→ **Task directions**:
Locate each line with the string "wealth" in the listing below and copy it.

→ **Given data**:
>>>>>

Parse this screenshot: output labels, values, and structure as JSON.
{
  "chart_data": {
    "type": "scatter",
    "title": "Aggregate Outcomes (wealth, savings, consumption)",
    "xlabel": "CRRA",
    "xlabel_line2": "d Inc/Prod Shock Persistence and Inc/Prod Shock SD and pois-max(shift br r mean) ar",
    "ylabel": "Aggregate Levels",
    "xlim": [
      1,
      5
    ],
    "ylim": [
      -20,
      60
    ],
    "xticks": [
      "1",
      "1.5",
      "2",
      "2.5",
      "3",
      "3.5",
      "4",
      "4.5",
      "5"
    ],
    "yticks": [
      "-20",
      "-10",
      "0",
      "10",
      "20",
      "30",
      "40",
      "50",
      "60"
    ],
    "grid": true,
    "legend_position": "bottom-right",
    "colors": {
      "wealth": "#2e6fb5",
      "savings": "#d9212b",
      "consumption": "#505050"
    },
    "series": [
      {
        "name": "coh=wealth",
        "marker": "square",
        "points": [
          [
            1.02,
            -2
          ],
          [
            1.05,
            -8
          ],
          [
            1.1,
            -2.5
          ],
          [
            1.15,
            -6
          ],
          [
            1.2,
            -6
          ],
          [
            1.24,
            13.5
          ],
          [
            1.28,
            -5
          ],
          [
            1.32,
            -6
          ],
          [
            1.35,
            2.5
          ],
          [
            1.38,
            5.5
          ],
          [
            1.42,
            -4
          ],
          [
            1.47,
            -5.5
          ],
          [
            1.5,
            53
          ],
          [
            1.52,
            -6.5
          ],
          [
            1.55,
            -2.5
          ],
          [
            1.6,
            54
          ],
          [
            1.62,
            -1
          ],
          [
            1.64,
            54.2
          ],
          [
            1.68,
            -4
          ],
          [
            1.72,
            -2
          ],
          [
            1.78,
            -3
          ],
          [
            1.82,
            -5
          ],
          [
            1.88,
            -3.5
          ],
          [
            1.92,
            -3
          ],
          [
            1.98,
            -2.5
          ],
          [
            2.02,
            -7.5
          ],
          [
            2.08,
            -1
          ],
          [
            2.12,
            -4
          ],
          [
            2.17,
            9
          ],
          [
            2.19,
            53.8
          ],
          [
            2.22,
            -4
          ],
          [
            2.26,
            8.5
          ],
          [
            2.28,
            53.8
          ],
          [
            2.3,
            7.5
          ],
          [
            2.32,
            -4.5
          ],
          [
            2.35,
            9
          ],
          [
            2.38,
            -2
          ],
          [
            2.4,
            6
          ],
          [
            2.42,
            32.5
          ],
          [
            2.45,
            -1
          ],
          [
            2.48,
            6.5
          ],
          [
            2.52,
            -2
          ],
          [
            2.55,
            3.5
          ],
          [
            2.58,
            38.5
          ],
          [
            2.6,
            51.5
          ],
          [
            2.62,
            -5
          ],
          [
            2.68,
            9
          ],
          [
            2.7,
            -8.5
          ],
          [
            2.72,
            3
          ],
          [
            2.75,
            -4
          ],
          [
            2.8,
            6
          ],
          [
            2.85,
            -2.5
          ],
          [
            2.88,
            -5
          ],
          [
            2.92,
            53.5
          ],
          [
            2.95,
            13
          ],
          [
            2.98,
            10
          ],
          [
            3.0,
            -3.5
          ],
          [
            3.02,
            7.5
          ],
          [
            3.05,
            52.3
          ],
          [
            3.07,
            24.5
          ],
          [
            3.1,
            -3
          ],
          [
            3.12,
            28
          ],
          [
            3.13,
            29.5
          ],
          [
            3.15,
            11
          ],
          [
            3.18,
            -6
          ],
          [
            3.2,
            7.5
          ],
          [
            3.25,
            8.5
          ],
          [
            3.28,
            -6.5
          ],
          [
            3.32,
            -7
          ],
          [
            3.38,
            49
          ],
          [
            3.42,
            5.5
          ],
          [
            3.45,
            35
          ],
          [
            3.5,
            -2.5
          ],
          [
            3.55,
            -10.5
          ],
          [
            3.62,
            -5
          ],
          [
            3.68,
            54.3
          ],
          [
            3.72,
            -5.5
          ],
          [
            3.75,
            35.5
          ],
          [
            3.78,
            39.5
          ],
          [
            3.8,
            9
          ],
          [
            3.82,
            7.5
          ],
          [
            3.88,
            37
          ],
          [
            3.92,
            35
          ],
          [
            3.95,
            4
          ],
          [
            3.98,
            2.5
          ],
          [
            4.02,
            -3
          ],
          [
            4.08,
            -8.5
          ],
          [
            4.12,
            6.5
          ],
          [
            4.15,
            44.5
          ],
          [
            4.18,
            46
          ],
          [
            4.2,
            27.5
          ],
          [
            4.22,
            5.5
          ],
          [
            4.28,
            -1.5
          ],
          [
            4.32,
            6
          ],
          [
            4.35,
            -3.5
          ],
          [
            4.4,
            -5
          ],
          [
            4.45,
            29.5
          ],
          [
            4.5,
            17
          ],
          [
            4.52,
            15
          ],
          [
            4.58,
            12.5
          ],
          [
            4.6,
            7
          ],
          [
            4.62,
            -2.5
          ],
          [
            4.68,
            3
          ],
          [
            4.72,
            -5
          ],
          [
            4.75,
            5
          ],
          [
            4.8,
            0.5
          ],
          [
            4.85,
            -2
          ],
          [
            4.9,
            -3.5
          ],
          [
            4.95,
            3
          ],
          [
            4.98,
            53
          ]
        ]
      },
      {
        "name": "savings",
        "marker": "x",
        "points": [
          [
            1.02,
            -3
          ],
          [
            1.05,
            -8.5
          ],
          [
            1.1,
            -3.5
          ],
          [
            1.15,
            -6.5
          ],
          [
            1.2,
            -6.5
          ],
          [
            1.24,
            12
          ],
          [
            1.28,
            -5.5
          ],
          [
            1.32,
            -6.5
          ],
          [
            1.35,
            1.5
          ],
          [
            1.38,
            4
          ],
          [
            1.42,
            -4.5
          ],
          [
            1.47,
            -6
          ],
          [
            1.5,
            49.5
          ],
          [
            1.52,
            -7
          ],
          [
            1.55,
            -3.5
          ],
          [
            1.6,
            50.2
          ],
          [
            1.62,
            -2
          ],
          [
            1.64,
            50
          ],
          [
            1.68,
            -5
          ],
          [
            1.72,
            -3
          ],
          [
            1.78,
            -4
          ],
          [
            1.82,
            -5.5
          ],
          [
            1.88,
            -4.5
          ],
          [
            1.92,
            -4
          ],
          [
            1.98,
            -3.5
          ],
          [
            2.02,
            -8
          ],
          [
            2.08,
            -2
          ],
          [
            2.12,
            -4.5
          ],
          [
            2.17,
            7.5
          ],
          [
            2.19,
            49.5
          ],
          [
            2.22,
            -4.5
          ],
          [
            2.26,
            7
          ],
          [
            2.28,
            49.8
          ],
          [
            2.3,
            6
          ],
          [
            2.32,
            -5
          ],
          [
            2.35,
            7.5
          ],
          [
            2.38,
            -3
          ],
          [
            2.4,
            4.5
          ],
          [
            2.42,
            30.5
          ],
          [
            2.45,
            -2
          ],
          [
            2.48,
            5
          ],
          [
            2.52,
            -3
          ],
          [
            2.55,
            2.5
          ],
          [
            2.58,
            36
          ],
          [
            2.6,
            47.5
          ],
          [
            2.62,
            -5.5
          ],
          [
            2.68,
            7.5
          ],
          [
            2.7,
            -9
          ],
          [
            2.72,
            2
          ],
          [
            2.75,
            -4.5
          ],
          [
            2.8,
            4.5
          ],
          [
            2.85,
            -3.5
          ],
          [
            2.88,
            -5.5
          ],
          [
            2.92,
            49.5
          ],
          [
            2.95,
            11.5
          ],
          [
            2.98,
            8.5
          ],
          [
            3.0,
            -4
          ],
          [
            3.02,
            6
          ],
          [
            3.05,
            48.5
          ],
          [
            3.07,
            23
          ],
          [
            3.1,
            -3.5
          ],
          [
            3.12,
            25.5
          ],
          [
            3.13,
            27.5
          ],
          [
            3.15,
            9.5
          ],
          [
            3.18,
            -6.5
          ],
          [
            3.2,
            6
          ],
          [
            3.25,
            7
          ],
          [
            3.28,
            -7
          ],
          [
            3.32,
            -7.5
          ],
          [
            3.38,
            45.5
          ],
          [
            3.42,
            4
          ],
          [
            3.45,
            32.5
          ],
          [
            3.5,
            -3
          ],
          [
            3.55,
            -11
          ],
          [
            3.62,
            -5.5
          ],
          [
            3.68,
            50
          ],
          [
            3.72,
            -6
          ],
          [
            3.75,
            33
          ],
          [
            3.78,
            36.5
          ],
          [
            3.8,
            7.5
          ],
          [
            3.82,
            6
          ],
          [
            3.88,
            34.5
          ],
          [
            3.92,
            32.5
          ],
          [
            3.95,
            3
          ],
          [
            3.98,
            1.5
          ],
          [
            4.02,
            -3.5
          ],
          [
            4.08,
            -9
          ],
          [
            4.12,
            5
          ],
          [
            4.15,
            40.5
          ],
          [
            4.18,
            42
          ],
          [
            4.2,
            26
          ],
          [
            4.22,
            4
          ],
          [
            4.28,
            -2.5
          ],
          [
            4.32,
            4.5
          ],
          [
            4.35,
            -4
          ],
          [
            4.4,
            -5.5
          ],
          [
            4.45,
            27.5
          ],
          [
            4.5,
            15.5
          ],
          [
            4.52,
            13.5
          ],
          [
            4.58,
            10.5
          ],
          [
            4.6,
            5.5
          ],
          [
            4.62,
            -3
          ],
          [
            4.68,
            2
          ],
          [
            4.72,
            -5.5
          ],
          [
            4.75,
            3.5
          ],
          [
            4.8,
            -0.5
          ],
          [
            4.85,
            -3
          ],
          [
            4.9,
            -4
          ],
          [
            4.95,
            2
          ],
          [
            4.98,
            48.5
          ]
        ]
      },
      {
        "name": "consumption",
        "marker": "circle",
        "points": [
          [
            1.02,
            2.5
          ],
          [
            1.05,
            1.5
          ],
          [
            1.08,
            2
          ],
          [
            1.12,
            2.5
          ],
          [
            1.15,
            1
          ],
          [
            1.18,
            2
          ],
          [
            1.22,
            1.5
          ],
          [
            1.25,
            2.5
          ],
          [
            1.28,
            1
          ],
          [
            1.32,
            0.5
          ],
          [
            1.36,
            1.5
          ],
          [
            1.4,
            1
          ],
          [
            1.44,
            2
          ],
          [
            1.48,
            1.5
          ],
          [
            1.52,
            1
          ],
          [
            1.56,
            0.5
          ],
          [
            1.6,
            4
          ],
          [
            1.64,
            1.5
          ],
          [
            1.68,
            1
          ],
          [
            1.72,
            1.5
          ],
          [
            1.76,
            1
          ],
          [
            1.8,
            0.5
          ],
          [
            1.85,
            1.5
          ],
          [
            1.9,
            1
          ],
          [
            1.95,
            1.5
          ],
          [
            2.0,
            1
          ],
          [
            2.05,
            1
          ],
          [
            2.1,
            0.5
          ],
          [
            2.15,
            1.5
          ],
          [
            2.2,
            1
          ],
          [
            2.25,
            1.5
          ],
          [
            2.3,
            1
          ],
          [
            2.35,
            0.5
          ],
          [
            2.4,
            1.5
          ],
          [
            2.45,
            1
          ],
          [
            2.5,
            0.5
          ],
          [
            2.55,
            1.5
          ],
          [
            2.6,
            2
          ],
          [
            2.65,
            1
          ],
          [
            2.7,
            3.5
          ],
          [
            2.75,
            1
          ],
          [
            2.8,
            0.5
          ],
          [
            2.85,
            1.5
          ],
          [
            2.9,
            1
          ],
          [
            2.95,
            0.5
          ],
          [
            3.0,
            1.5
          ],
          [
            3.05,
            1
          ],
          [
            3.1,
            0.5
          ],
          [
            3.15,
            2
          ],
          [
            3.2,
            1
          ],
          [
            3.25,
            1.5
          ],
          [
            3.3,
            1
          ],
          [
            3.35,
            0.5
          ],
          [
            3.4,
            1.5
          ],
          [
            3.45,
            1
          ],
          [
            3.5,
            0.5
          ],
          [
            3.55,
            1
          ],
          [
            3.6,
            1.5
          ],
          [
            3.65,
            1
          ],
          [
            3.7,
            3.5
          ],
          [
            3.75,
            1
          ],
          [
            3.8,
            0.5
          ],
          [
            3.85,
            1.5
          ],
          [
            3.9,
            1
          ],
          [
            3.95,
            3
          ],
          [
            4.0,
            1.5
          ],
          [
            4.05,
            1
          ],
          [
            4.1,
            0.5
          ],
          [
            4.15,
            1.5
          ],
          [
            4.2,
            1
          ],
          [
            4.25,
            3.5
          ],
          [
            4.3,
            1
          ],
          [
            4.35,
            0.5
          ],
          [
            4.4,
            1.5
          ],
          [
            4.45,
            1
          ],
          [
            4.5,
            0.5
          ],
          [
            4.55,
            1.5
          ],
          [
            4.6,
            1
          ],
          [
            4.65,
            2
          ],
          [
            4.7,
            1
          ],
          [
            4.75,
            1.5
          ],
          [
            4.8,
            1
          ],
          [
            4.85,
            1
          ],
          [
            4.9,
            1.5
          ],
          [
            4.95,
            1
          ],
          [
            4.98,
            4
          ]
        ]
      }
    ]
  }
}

<<<<<

→ **Problem solution**:
    "title": "Aggregate Outcomes (wealth, savings, consumption)",
      "wealth": "#2e6fb5",
        "name": "coh=wealth",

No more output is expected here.